### Task to carry out
Each record is to be printed again precisely as it reads.

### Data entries
▶

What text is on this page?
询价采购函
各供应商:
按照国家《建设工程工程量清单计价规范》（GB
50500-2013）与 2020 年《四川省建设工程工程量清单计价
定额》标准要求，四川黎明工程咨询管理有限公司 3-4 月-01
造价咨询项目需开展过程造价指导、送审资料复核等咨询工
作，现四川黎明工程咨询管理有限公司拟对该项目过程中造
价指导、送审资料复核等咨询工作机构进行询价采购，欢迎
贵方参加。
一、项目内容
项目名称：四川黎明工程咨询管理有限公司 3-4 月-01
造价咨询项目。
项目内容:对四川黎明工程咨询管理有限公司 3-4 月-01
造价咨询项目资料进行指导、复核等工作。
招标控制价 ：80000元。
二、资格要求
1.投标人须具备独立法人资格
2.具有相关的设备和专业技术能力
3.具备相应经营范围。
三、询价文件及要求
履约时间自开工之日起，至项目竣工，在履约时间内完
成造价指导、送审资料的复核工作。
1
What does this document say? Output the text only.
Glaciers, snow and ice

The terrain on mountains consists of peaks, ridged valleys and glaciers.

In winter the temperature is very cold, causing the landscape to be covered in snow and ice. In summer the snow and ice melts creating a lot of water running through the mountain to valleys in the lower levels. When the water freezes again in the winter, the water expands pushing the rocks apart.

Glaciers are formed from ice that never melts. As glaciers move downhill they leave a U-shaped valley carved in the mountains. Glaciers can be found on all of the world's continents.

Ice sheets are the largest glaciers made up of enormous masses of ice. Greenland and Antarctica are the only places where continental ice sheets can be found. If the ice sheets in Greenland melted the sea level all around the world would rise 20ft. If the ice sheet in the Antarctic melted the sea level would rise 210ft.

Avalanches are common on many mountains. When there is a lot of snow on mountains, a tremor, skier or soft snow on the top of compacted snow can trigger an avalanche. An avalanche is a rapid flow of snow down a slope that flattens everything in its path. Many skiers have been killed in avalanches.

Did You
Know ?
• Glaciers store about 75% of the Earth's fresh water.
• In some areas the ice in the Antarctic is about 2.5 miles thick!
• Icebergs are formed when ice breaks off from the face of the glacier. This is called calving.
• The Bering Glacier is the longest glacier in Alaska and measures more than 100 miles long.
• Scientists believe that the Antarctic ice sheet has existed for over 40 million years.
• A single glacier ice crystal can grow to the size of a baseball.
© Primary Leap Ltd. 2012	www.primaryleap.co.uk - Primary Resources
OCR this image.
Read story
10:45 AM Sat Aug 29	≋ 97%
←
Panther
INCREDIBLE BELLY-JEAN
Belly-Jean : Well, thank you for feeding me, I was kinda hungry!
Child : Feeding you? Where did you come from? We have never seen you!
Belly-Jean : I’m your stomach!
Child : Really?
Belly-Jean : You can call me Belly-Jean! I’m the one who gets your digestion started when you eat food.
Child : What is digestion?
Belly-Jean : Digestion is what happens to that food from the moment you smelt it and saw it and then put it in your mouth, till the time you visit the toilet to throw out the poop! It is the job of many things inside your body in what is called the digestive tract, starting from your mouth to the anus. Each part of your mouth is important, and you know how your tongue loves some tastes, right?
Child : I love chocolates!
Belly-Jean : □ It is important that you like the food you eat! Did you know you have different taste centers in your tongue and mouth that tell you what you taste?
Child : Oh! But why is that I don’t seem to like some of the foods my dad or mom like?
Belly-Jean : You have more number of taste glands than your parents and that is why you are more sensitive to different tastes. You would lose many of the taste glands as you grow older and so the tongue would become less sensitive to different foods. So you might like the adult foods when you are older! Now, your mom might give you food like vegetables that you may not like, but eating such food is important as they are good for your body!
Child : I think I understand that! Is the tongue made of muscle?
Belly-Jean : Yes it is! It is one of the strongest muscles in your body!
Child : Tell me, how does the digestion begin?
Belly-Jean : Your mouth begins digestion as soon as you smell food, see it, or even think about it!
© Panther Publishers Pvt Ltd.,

◀

### Result for this exercise
What text is on this page?
询价采购函
各供应商:
按照国家《建设工程工程量清单计价规范》（GB
50500-2013）与 2020 年《四川省建设工程工程量清单计价
定额》标准要求，四川黎明工程咨询管理有限公司 3-4 月-01
造价咨询项目需开展过程造价指导、送审资料复核等咨询工
作，现四川黎明工程咨询管理有限公司拟对该项目过程中造
价指导、送审资料复核等咨询工作机构进行询价采购，欢迎
贵方参加。
一、项目内容
项目名称：四川黎明工程咨询管理有限公司 3-4 月-01
造价咨询项目。
项目内容:对四川黎明工程咨询管理有限公司 3-4 月-01
造价咨询项目资料进行指导、复核等工作。
招标控制价 ：80000元。
二、资格要求
1.投标人须具备独立法人资格
2.具有相关的设备和专业技术能力
3.具备相应经营范围。
三、询价文件及要求
履约时间自开工之日起，至项目竣工，在履约时间内完
成造价指导、送审资料的复核工作。
1
What does this document say? Output the text only.
Glaciers, snow and ice

The terrain on mountains consists of peaks, ridged valleys and glaciers.

In winter the temperature is very cold, causing the landscape to be covered in snow and ice. In summer the snow and ice melts creating a lot of water running through the mountain to valleys in the lower levels. When the water freezes again in the winter, the water expands pushing the rocks apart.

Glaciers are formed from ice that never melts. As glaciers move downhill they leave a U-shaped valley carved in the mountains. Glaciers can be found on all of the world's continents.

Ice sheets are the largest glaciers made up of enormous masses of ice. Greenland and Antarctica are the only places where continental ice sheets can be found. If the ice sheets in Greenland melted the sea level all around the world would rise 20ft. If the ice sheet in the Antarctic melted the sea level would rise 210ft.

Avalanches are common on many mountains. When there is a lot of snow on mountains, a tremor, skier or soft snow on the top of compacted snow can trigger an avalanche. An avalanche is a rapid flow of snow down a slope that flattens everything in its path. Many skiers have been killed in avalanches.

Did You
Know ?
• Glaciers store about 75% of the Earth's fresh water.
• In some areas the ice in the Antarctic is about 2.5 miles thick!
• Icebergs are formed when ice breaks off from the face of the glacier. This is called calving.
• The Bering Glacier is the longest glacier in Alaska and measures more than 100 miles long.
• Scientists believe that the Antarctic ice sheet has existed for over 40 million years.
• A single glacier ice crystal can grow to the size of a baseball.
© Primary Leap Ltd. 2012	www.primaryleap.co.uk - Primary Resources
OCR this image.
Read story
10:45 AM Sat Aug 29	≋ 97%
←
Panther
INCREDIBLE BELLY-JEAN
Belly-Jean : Well, thank you for feeding me, I was kinda hungry!
Child : Feeding you? Where did you come from? We have never seen you!
Belly-Jean : I’m your stomach!
Child : Really?
Belly-Jean : You can call me Belly-Jean! I’m the one who gets your digestion started when you eat food.
Child : What is digestion?
Belly-Jean : Digestion is what happens to that food from the moment you smelt it and saw it and then put it in your mouth, till the time you visit the toilet to throw out the poop! It is the job of many things inside your body in what is called the digestive tract, starting from your mouth to the anus. Each part of your mouth is important, and you know how your tongue loves some tastes, right?
Child : I love chocolates!
Belly-Jean : □ It is important that you like the food you eat! Did you know you have different taste centers in your tongue and mouth that tell you what you taste?
Child : Oh! But why is that I don’t seem to like some of the foods my dad or mom like?
Belly-Jean : You have more number of taste glands than your parents and that is why you are more sensitive to different tastes. You would lose many of the taste glands as you grow older and so the tongue would become less sensitive to different foods. So you might like the adult foods when you are older! Now, your mom might give you food like vegetables that you may not like, but eating such food is important as they are good for your body!
Child : I think I understand that! Is the tongue made of muscle?
Belly-Jean : Yes it is! It is one of the strongest muscles in your body!
Child : Tell me, how does the digestion begin?
Belly-Jean : Your mouth begins digestion as soon as you smell food, see it, or even think about it!
© Panther Publishers Pvt Ltd.,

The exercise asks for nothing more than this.